(Your objective)
Check every line of the data below for the string "marilene", and copy the ones that hold it.
** Start **
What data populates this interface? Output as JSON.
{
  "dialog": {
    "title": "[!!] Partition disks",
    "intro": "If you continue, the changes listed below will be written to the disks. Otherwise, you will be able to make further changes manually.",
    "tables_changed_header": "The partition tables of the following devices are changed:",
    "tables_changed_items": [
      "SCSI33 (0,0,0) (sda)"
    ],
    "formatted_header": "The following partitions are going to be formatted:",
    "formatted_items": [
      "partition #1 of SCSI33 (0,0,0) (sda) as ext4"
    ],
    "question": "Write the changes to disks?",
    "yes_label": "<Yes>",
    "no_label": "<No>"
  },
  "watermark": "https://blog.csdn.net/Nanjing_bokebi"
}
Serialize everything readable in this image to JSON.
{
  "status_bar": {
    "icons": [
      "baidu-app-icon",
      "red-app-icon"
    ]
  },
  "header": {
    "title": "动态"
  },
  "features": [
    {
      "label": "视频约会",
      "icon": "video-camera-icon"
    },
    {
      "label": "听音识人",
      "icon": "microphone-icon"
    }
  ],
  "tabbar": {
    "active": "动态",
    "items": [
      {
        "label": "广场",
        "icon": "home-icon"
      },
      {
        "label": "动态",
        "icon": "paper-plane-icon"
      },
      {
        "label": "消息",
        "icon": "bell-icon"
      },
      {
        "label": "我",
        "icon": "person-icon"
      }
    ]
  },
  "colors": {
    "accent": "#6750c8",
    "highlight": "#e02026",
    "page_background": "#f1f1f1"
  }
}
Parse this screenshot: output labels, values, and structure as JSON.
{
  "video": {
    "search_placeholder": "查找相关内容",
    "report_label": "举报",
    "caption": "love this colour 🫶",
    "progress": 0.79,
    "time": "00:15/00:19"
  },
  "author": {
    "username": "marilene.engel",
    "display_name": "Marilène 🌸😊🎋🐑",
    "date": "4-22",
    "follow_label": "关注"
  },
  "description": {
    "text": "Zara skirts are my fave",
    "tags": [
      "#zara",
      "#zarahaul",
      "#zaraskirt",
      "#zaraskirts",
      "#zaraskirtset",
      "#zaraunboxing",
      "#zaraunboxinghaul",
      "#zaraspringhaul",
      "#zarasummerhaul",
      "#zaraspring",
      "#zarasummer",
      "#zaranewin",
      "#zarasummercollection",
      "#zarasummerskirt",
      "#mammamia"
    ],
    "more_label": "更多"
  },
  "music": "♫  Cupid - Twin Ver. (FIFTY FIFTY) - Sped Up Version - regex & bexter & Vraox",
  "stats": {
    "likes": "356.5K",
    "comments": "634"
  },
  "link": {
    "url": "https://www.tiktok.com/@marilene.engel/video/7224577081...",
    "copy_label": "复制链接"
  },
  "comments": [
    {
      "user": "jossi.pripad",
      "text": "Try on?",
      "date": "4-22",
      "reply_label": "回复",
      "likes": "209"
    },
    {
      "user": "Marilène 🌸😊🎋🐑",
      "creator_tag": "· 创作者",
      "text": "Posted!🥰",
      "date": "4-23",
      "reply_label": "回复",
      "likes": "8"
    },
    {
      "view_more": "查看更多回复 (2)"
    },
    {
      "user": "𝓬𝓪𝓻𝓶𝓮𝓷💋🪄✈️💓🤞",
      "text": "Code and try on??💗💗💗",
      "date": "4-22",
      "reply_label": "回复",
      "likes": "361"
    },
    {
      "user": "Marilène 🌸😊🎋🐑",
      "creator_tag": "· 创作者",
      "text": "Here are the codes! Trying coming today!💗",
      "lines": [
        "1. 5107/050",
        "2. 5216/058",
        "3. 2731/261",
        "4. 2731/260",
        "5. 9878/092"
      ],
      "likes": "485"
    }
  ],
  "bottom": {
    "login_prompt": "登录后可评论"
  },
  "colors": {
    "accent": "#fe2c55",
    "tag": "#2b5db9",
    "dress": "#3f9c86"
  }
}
** End **
(Expected answer)
    "username": "marilene.engel",
    "url": "https://www.tiktok.com/@marilene.engel/video/7224577081...",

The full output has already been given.